Stored entries
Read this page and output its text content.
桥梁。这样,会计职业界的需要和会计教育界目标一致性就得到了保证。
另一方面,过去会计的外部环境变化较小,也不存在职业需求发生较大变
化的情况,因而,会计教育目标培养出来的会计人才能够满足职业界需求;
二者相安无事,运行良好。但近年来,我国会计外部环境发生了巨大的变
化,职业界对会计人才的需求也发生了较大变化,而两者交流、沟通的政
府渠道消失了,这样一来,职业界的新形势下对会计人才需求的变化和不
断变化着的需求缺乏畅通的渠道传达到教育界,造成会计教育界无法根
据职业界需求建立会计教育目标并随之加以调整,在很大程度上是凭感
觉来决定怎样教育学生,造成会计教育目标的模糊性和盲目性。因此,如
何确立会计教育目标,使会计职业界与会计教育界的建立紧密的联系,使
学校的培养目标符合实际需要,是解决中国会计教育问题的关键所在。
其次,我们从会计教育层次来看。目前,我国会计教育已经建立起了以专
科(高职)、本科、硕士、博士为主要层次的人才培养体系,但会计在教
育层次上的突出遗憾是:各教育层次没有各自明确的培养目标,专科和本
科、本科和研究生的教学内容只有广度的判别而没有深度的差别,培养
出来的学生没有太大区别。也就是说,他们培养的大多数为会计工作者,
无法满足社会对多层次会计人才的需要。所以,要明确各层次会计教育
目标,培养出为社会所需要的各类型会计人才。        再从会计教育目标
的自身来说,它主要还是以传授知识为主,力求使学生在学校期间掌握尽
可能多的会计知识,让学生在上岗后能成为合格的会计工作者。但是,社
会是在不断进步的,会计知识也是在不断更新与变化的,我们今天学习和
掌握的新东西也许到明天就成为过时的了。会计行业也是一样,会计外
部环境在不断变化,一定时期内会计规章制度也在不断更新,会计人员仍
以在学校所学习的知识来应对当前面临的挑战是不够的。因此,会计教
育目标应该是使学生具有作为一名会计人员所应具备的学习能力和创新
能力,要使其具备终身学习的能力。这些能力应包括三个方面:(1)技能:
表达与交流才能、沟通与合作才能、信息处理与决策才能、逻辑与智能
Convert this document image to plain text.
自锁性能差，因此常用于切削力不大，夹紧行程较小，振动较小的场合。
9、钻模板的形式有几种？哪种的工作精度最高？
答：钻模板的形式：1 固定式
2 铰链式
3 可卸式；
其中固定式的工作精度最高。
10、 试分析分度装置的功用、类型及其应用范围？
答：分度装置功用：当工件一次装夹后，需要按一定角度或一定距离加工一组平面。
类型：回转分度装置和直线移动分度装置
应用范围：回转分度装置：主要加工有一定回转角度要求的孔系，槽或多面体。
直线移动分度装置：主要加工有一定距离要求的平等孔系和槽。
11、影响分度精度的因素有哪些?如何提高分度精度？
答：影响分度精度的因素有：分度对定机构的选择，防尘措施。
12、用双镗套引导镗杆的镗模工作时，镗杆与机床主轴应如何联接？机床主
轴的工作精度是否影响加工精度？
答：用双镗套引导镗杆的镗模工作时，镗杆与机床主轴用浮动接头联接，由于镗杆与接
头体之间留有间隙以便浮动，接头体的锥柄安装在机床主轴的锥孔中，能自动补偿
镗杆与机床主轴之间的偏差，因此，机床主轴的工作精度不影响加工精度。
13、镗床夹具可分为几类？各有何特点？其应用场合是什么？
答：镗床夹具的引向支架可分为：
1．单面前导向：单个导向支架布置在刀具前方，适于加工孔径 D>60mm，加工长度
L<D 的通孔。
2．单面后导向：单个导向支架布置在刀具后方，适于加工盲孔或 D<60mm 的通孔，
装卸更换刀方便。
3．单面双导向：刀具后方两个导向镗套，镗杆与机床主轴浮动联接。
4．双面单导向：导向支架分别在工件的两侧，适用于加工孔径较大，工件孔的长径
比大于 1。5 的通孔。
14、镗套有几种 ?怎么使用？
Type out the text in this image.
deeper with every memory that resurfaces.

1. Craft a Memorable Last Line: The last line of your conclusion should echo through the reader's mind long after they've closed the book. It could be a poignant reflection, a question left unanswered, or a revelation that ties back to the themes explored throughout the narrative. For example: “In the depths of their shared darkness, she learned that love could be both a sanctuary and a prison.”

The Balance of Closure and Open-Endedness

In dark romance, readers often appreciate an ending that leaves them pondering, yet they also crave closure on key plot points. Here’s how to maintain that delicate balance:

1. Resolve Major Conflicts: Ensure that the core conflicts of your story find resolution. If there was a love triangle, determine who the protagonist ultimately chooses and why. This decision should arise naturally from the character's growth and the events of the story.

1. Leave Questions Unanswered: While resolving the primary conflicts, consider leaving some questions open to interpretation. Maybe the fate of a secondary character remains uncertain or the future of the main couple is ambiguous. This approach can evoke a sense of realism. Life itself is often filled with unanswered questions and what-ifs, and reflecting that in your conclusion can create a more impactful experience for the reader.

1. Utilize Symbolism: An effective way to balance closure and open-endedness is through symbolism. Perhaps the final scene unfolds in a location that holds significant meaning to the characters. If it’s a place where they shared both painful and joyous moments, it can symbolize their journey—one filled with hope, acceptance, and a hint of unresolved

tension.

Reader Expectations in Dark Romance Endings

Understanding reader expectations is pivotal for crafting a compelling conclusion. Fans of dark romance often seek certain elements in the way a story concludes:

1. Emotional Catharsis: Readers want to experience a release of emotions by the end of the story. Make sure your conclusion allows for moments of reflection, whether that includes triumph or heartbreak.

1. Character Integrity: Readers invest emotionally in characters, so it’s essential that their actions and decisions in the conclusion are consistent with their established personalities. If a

**What needs to be done**
Repeat all of the records above exactly as written.

**Solution to this problem**
Read this page and output its text content.
桥梁。这样,会计职业界的需要和会计教育界目标一致性就得到了保证。
另一方面,过去会计的外部环境变化较小,也不存在职业需求发生较大变
化的情况,因而,会计教育目标培养出来的会计人才能够满足职业界需求;
二者相安无事,运行良好。但近年来,我国会计外部环境发生了巨大的变
化,职业界对会计人才的需求也发生了较大变化,而两者交流、沟通的政
府渠道消失了,这样一来,职业界的新形势下对会计人才需求的变化和不
断变化着的需求缺乏畅通的渠道传达到教育界,造成会计教育界无法根
据职业界需求建立会计教育目标并随之加以调整,在很大程度上是凭感
觉来决定怎样教育学生,造成会计教育目标的模糊性和盲目性。因此,如
何确立会计教育目标,使会计职业界与会计教育界的建立紧密的联系,使
学校的培养目标符合实际需要,是解决中国会计教育问题的关键所在。
其次,我们从会计教育层次来看。目前,我国会计教育已经建立起了以专
科(高职)、本科、硕士、博士为主要层次的人才培养体系,但会计在教
育层次上的突出遗憾是:各教育层次没有各自明确的培养目标,专科和本
科、本科和研究生的教学内容只有广度的判别而没有深度的差别,培养
出来的学生没有太大区别。也就是说,他们培养的大多数为会计工作者,
无法满足社会对多层次会计人才的需要。所以,要明确各层次会计教育
目标,培养出为社会所需要的各类型会计人才。        再从会计教育目标
的自身来说,它主要还是以传授知识为主,力求使学生在学校期间掌握尽
可能多的会计知识,让学生在上岗后能成为合格的会计工作者。但是,社
会是在不断进步的,会计知识也是在不断更新与变化的,我们今天学习和
掌握的新东西也许到明天就成为过时的了。会计行业也是一样,会计外
部环境在不断变化,一定时期内会计规章制度也在不断更新,会计人员仍
以在学校所学习的知识来应对当前面临的挑战是不够的。因此,会计教
育目标应该是使学生具有作为一名会计人员所应具备的学习能力和创新
能力,要使其具备终身学习的能力。这些能力应包括三个方面:(1)技能:
表达与交流才能、沟通与合作才能、信息处理与决策才能、逻辑与智能
Convert this document image to plain text.
自锁性能差，因此常用于切削力不大，夹紧行程较小，振动较小的场合。
9、钻模板的形式有几种？哪种的工作精度最高？
答：钻模板的形式：1 固定式
2 铰链式
3 可卸式；
其中固定式的工作精度最高。
10、 试分析分度装置的功用、类型及其应用范围？
答：分度装置功用：当工件一次装夹后，需要按一定角度或一定距离加工一组平面。
类型：回转分度装置和直线移动分度装置
应用范围：回转分度装置：主要加工有一定回转角度要求的孔系，槽或多面体。
直线移动分度装置：主要加工有一定距离要求的平等孔系和槽。
11、影响分度精度的因素有哪些?如何提高分度精度？
答：影响分度精度的因素有：分度对定机构的选择，防尘措施。
12、用双镗套引导镗杆的镗模工作时，镗杆与机床主轴应如何联接？机床主
轴的工作精度是否影响加工精度？
答：用双镗套引导镗杆的镗模工作时，镗杆与机床主轴用浮动接头联接，由于镗杆与接
头体之间留有间隙以便浮动，接头体的锥柄安装在机床主轴的锥孔中，能自动补偿
镗杆与机床主轴之间的偏差，因此，机床主轴的工作精度不影响加工精度。
13、镗床夹具可分为几类？各有何特点？其应用场合是什么？
答：镗床夹具的引向支架可分为：
1．单面前导向：单个导向支架布置在刀具前方，适于加工孔径 D>60mm，加工长度
L<D 的通孔。
2．单面后导向：单个导向支架布置在刀具后方，适于加工盲孔或 D<60mm 的通孔，
装卸更换刀方便。
3．单面双导向：刀具后方两个导向镗套，镗杆与机床主轴浮动联接。
4．双面单导向：导向支架分别在工件的两侧，适用于加工孔径较大，工件孔的长径
比大于 1。5 的通孔。
14、镗套有几种 ?怎么使用？
Type out the text in this image.
deeper with every memory that resurfaces.

1. Craft a Memorable Last Line: The last line of your conclusion should echo through the reader's mind long after they've closed the book. It could be a poignant reflection, a question left unanswered, or a revelation that ties back to the themes explored throughout the narrative. For example: “In the depths of their shared darkness, she learned that love could be both a sanctuary and a prison.”

The Balance of Closure and Open-Endedness

In dark romance, readers often appreciate an ending that leaves them pondering, yet they also crave closure on key plot points. Here’s how to maintain that delicate balance:

1. Resolve Major Conflicts: Ensure that the core conflicts of your story find resolution. If there was a love triangle, determine who the protagonist ultimately chooses and why. This decision should arise naturally from the character's growth and the events of the story.

1. Leave Questions Unanswered: While resolving the primary conflicts, consider leaving some questions open to interpretation. Maybe the fate of a secondary character remains uncertain or the future of the main couple is ambiguous. This approach can evoke a sense of realism. Life itself is often filled with unanswered questions and what-ifs, and reflecting that in your conclusion can create a more impactful experience for the reader.

1. Utilize Symbolism: An effective way to balance closure and open-endedness is through symbolism. Perhaps the final scene unfolds in a location that holds significant meaning to the characters. If it’s a place where they shared both painful and joyous moments, it can symbolize their journey—one filled with hope, acceptance, and a hint of unresolved

tension.

Reader Expectations in Dark Romance Endings

Understanding reader expectations is pivotal for crafting a compelling conclusion. Fans of dark romance often seek certain elements in the way a story concludes:

1. Emotional Catharsis: Readers want to experience a release of emotions by the end of the story. Make sure your conclusion allows for moments of reflection, whether that includes triumph or heartbreak.

1. Character Integrity: Readers invest emotionally in characters, so it’s essential that their actions and decisions in the conclusion are consistent with their established personalities. If a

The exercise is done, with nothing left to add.